== TASK ==
Write out the material again exactly, please, and omit the pictures.

(Figure record extracts)

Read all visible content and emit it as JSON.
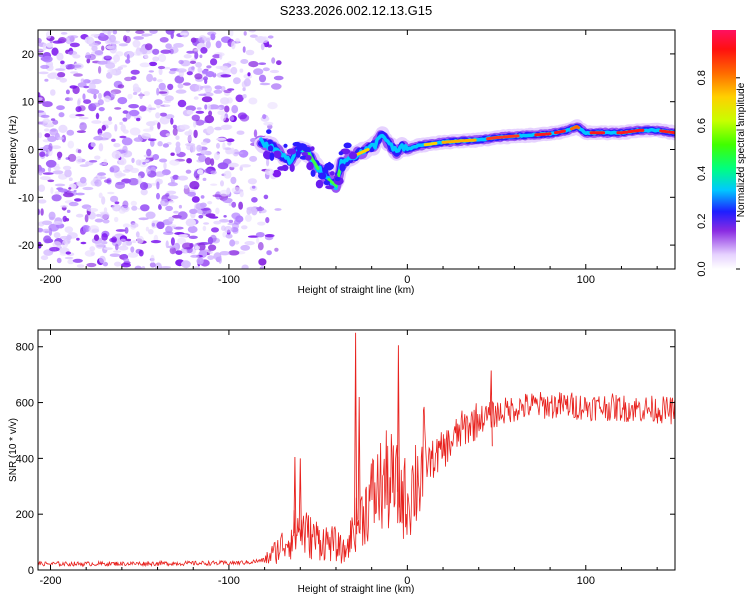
{
  "title": "S233.2026.002.12.13.G15",
  "chart_data": [
    {
      "type": "heatmap",
      "name": "spectrogram",
      "xlabel": "Height of straight line (km)",
      "ylabel": "Frequency (Hz)",
      "xlim": [
        -207,
        150
      ],
      "ylim": [
        -25,
        25
      ],
      "xticks": [
        -200,
        -100,
        0,
        100
      ],
      "yticks": [
        -20,
        -10,
        0,
        10,
        20
      ],
      "noise_region_km": [
        -207,
        -80
      ],
      "ridge": {
        "x": [
          -82,
          -75,
          -70,
          -65,
          -60,
          -55,
          -50,
          -45,
          -40,
          -37,
          -33,
          -28,
          -22,
          -18,
          -14,
          -12,
          -9,
          -6,
          -3,
          0,
          5,
          10,
          20,
          30,
          40,
          50,
          60,
          70,
          80,
          90,
          95,
          100,
          110,
          120,
          130,
          140,
          150
        ],
        "y": [
          1.5,
          0.5,
          -1.5,
          -2.5,
          0.5,
          -1.0,
          -4.0,
          -6.0,
          -7.5,
          -3.0,
          -2.0,
          -1.0,
          0.0,
          1.0,
          3.5,
          2.0,
          0.5,
          -0.5,
          0.5,
          0.0,
          0.7,
          1.0,
          1.5,
          1.8,
          2.0,
          2.5,
          2.8,
          3.0,
          3.3,
          4.0,
          4.8,
          3.5,
          3.5,
          3.5,
          4.0,
          4.0,
          3.5
        ]
      },
      "colorbar": {
        "label": "Normalized spectral amplitude",
        "ticks": [
          "0.0",
          "0.2",
          "0.4",
          "0.6",
          "0.8"
        ],
        "range": [
          0,
          1
        ]
      }
    },
    {
      "type": "line",
      "name": "snr",
      "xlabel": "Height of straight line (km)",
      "ylabel": "SNR (10 * v/v)",
      "xlim": [
        -207,
        150
      ],
      "ylim": [
        0,
        860
      ],
      "xticks": [
        -200,
        -100,
        0,
        100
      ],
      "yticks": [
        0,
        200,
        400,
        600,
        800
      ],
      "color": "#e8221e",
      "series": {
        "x": [
          -207,
          -180,
          -150,
          -120,
          -100,
          -90,
          -80,
          -75,
          -70,
          -65,
          -60,
          -55,
          -50,
          -45,
          -40,
          -35,
          -30,
          -25,
          -20,
          -15,
          -10,
          -5,
          0,
          5,
          10,
          15,
          20,
          25,
          30,
          40,
          50,
          60,
          70,
          80,
          90,
          100,
          110,
          120,
          130,
          140,
          150
        ],
        "y": [
          22,
          22,
          23,
          24,
          25,
          27,
          35,
          60,
          90,
          120,
          150,
          120,
          110,
          100,
          90,
          60,
          150,
          200,
          260,
          300,
          320,
          280,
          250,
          330,
          380,
          400,
          430,
          460,
          500,
          540,
          560,
          580,
          590,
          590,
          590,
          585,
          585,
          580,
          578,
          575,
          570
        ]
      },
      "spikes": [
        {
          "x": -63,
          "y": 405
        },
        {
          "x": -60,
          "y": 400
        },
        {
          "x": -29,
          "y": 850
        },
        {
          "x": -27,
          "y": 620
        },
        {
          "x": -5,
          "y": 805
        },
        {
          "x": 47,
          "y": 715
        }
      ]
    }
  ]
}
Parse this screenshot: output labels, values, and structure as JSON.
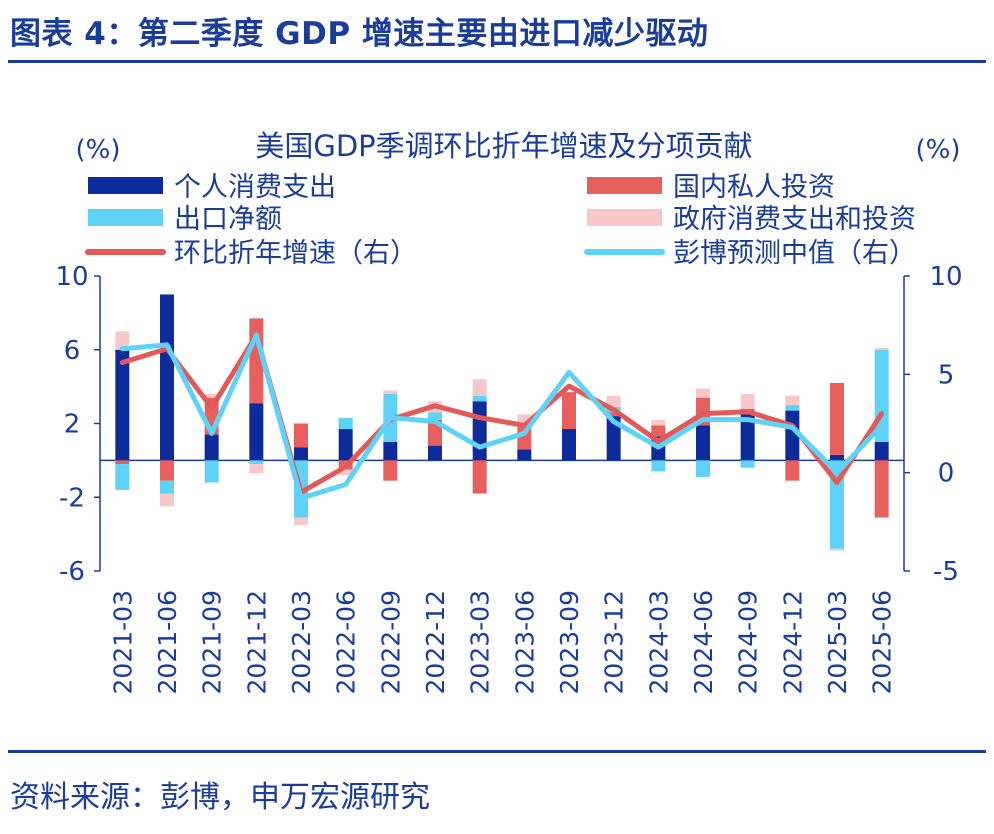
{
  "figure_title": "图表 4：第二季度 GDP 增速主要由进口减少驱动",
  "source": "资料来源：彭博，申万宏源研究",
  "colors": {
    "personal": "#0d2b9b",
    "private_investment": "#e8605e",
    "net_exports": "#5fd3f7",
    "government": "#f7c8c9",
    "growth_line": "#e25a57",
    "consensus_line": "#5fd3f7",
    "axis": "#1a3d9c"
  },
  "chart_data": {
    "type": "bar",
    "title": "美国GDP季调环比折年增速及分项贡献",
    "left_unit": "(%)",
    "right_unit": "(%)",
    "y_left": {
      "lim": [
        -6,
        10
      ],
      "ticks": [
        -6,
        -2,
        2,
        6,
        10
      ]
    },
    "y_right": {
      "lim": [
        -5,
        10
      ],
      "ticks": [
        -5,
        0,
        5,
        10
      ]
    },
    "categories": [
      "2021-03",
      "2021-06",
      "2021-09",
      "2021-12",
      "2022-03",
      "2022-06",
      "2022-09",
      "2022-12",
      "2023-03",
      "2023-06",
      "2023-09",
      "2023-12",
      "2024-03",
      "2024-06",
      "2024-09",
      "2024-12",
      "2025-03",
      "2025-06"
    ],
    "legend_placement": "top",
    "series": [
      {
        "name": "个人消费支出",
        "kind": "bar",
        "axis": "left",
        "values": [
          6.0,
          9.0,
          1.4,
          3.1,
          0.7,
          1.7,
          1.0,
          0.8,
          3.2,
          0.6,
          1.7,
          2.4,
          1.3,
          1.9,
          2.5,
          2.7,
          0.3,
          1.0
        ]
      },
      {
        "name": "国内私人投资",
        "kind": "bar",
        "axis": "left",
        "values": [
          -0.2,
          -1.1,
          2.0,
          4.6,
          1.3,
          -0.5,
          -1.1,
          1.4,
          -1.8,
          1.3,
          2.0,
          0.2,
          0.6,
          1.5,
          0.3,
          -1.1,
          3.9,
          -3.1
        ]
      },
      {
        "name": "出口净额",
        "kind": "bar",
        "axis": "left",
        "values": [
          -1.4,
          -0.7,
          -1.2,
          -0.2,
          -3.1,
          0.6,
          2.6,
          0.4,
          0.3,
          0.0,
          0.0,
          0.3,
          -0.6,
          -0.9,
          -0.4,
          0.3,
          -4.8,
          5.0
        ]
      },
      {
        "name": "政府消费支出和投资",
        "kind": "bar",
        "axis": "left",
        "values": [
          1.0,
          -0.7,
          0.2,
          -0.5,
          -0.4,
          -0.3,
          0.2,
          0.6,
          0.9,
          0.6,
          0.0,
          0.6,
          0.3,
          0.5,
          0.8,
          0.5,
          -0.1,
          0.1
        ]
      },
      {
        "name": "环比折年增速（右）",
        "kind": "line",
        "axis": "right",
        "values": [
          5.6,
          6.3,
          3.3,
          7.0,
          -1.0,
          0.3,
          2.7,
          3.4,
          2.8,
          2.4,
          4.4,
          3.2,
          1.6,
          3.0,
          3.1,
          2.4,
          -0.5,
          3.0
        ]
      },
      {
        "name": "彭博预测中值（右）",
        "kind": "line",
        "axis": "right",
        "values": [
          6.3,
          6.5,
          2.0,
          7.0,
          -1.3,
          -0.6,
          2.8,
          2.6,
          1.3,
          2.0,
          5.1,
          2.6,
          1.3,
          2.7,
          2.7,
          2.3,
          0.0,
          2.4
        ]
      }
    ]
  }
}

== SOLUTION FOR THIS PROBLEM ==
Read all visible content and emit it as JSON.
{
  "title": "S233.2026.002.12.13.G15",
  "chart_data": [
    {
      "type": "heatmap",
      "name": "spectrogram",
      "xlabel": "Height of straight line (km)",
      "ylabel": "Frequency (Hz)",
      "xlim": [
        -207,
        150
      ],
      "ylim": [
        -25,
        25
      ],
      "xticks": [
        -200,
        -100,
        0,
        100
      ],
      "yticks": [
        -20,
        -10,
        0,
        10,
        20
      ],
      "noise_region_km": [
        -207,
        -80
      ],
      "ridge": {
        "x": [
          -82,
          -75,
          -70,
          -65,
          -60,
          -55,
          -50,
          -45,
          -40,
          -37,
          -33,
          -28,
          -22,
          -18,
          -14,
          -12,
          -9,
          -6,
          -3,
          0,
          5,
          10,
          20,
          30,
          40,
          50,
          60,
          70,
          80,
          90,
          95,
          100,
          110,
          120,
          130,
          140,
          150
        ],
        "y": [
          1.5,
          0.5,
          -1.5,
          -2.5,
          0.5,
          -1.0,
          -4.0,
          -6.0,
          -7.5,
          -3.0,
          -2.0,
          -1.0,
          0.0,
          1.0,
          3.5,
          2.0,
          0.5,
          -0.5,
          0.5,
          0.0,
          0.7,
          1.0,
          1.5,
          1.8,
          2.0,
          2.5,
          2.8,
          3.0,
          3.3,
          4.0,
          4.8,
          3.5,
          3.5,
          3.5,
          4.0,
          4.0,
          3.5
        ]
      },
      "colorbar": {
        "label": "Normalized spectral amplitude",
        "ticks": [
          "0.0",
          "0.2",
          "0.4",
          "0.6",
          "0.8"
        ],
        "range": [
          0,
          1
        ]
      }
    },
    {
      "type": "line",
      "name": "snr",
      "xlabel": "Height of straight line (km)",
      "ylabel": "SNR (10 * v/v)",
      "xlim": [
        -207,
        150
      ],
      "ylim": [
        0,
        860
      ],
      "xticks": [
        -200,
        -100,
        0,
        100
      ],
      "yticks": [
        0,
        200,
        400,
        600,
        800
      ],
      "color": "#e8221e",
      "series": {
        "x": [
          -207,
          -180,
          -150,
          -120,
          -100,
          -90,
          -80,
          -75,
          -70,
          -65,
          -60,
          -55,
          -50,
          -45,
          -40,
          -35,
          -30,
          -25,
          -20,
          -15,
          -10,
          -5,
          0,
          5,
          10,
          15,
          20,
          25,
          30,
          40,
          50,
          60,
          70,
          80,
          90,
          100,
          110,
          120,
          130,
          140,
          150
        ],
        "y": [
          22,
          22,
          23,
          24,
          25,
          27,
          35,
          60,
          90,
          120,
          150,
          120,
          110,
          100,
          90,
          60,
          150,
          200,
          260,
          300,
          320,
          280,
          250,
          330,
          380,
          400,
          430,
          460,
          500,
          540,
          560,
          580,
          590,
          590,
          590,
          585,
          585,
          580,
          578,
          575,
          570
        ]
      },
      "spikes": [
        {
          "x": -63,
          "y": 405
        },
        {
          "x": -60,
          "y": 400
        },
        {
          "x": -29,
          "y": 850
        },
        {
          "x": -27,
          "y": 620
        },
        {
          "x": -5,
          "y": 805
        },
        {
          "x": 47,
          "y": 715
        }
      ]
    }
  ]
}
Parse this screenshot: output labels, values, and structure as JSON.
{
  "figure_title": "图表 4：第二季度 GDP 增速主要由进口减少驱动",
  "source": "资料来源：彭博，申万宏源研究",
  "colors": {
    "personal": "#0d2b9b",
    "private_investment": "#e8605e",
    "net_exports": "#5fd3f7",
    "government": "#f7c8c9",
    "growth_line": "#e25a57",
    "consensus_line": "#5fd3f7",
    "axis": "#1a3d9c"
  },
  "chart_data": {
    "type": "bar",
    "title": "美国GDP季调环比折年增速及分项贡献",
    "left_unit": "(%)",
    "right_unit": "(%)",
    "y_left": {
      "lim": [
        -6,
        10
      ],
      "ticks": [
        -6,
        -2,
        2,
        6,
        10
      ]
    },
    "y_right": {
      "lim": [
        -5,
        10
      ],
      "ticks": [
        -5,
        0,
        5,
        10
      ]
    },
    "categories": [
      "2021-03",
      "2021-06",
      "2021-09",
      "2021-12",
      "2022-03",
      "2022-06",
      "2022-09",
      "2022-12",
      "2023-03",
      "2023-06",
      "2023-09",
      "2023-12",
      "2024-03",
      "2024-06",
      "2024-09",
      "2024-12",
      "2025-03",
      "2025-06"
    ],
    "legend_placement": "top",
    "series": [
      {
        "name": "个人消费支出",
        "kind": "bar",
        "axis": "left",
        "values": [
          6.0,
          9.0,
          1.4,
          3.1,
          0.7,
          1.7,
          1.0,
          0.8,
          3.2,
          0.6,
          1.7,
          2.4,
          1.3,
          1.9,
          2.5,
          2.7,
          0.3,
          1.0
        ]
      },
      {
        "name": "国内私人投资",
        "kind": "bar",
        "axis": "left",
        "values": [
          -0.2,
          -1.1,
          2.0,
          4.6,
          1.3,
          -0.5,
          -1.1,
          1.4,
          -1.8,
          1.3,
          2.0,
          0.2,
          0.6,
          1.5,
          0.3,
          -1.1,
          3.9,
          -3.1
        ]
      },
      {
        "name": "出口净额",
        "kind": "bar",
        "axis": "left",
        "values": [
          -1.4,
          -0.7,
          -1.2,
          -0.2,
          -3.1,
          0.6,
          2.6,
          0.4,
          0.3,
          0.0,
          0.0,
          0.3,
          -0.6,
          -0.9,
          -0.4,
          0.3,
          -4.8,
          5.0
        ]
      },
      {
        "name": "政府消费支出和投资",
        "kind": "bar",
        "axis": "left",
        "values": [
          1.0,
          -0.7,
          0.2,
          -0.5,
          -0.4,
          -0.3,
          0.2,
          0.6,
          0.9,
          0.6,
          0.0,
          0.6,
          0.3,
          0.5,
          0.8,
          0.5,
          -0.1,
          0.1
        ]
      },
      {
        "name": "环比折年增速（右）",
        "kind": "line",
        "axis": "right",
        "values": [
          5.6,
          6.3,
          3.3,
          7.0,
          -1.0,
          0.3,
          2.7,
          3.4,
          2.8,
          2.4,
          4.4,
          3.2,
          1.6,
          3.0,
          3.1,
          2.4,
          -0.5,
          3.0
        ]
      },
      {
        "name": "彭博预测中值（右）",
        "kind": "line",
        "axis": "right",
        "values": [
          6.3,
          6.5,
          2.0,
          7.0,
          -1.3,
          -0.6,
          2.8,
          2.6,
          1.3,
          2.0,
          5.1,
          2.6,
          1.3,
          2.7,
          2.7,
          2.3,
          0.0,
          2.4
        ]
      }
    ]
  }
}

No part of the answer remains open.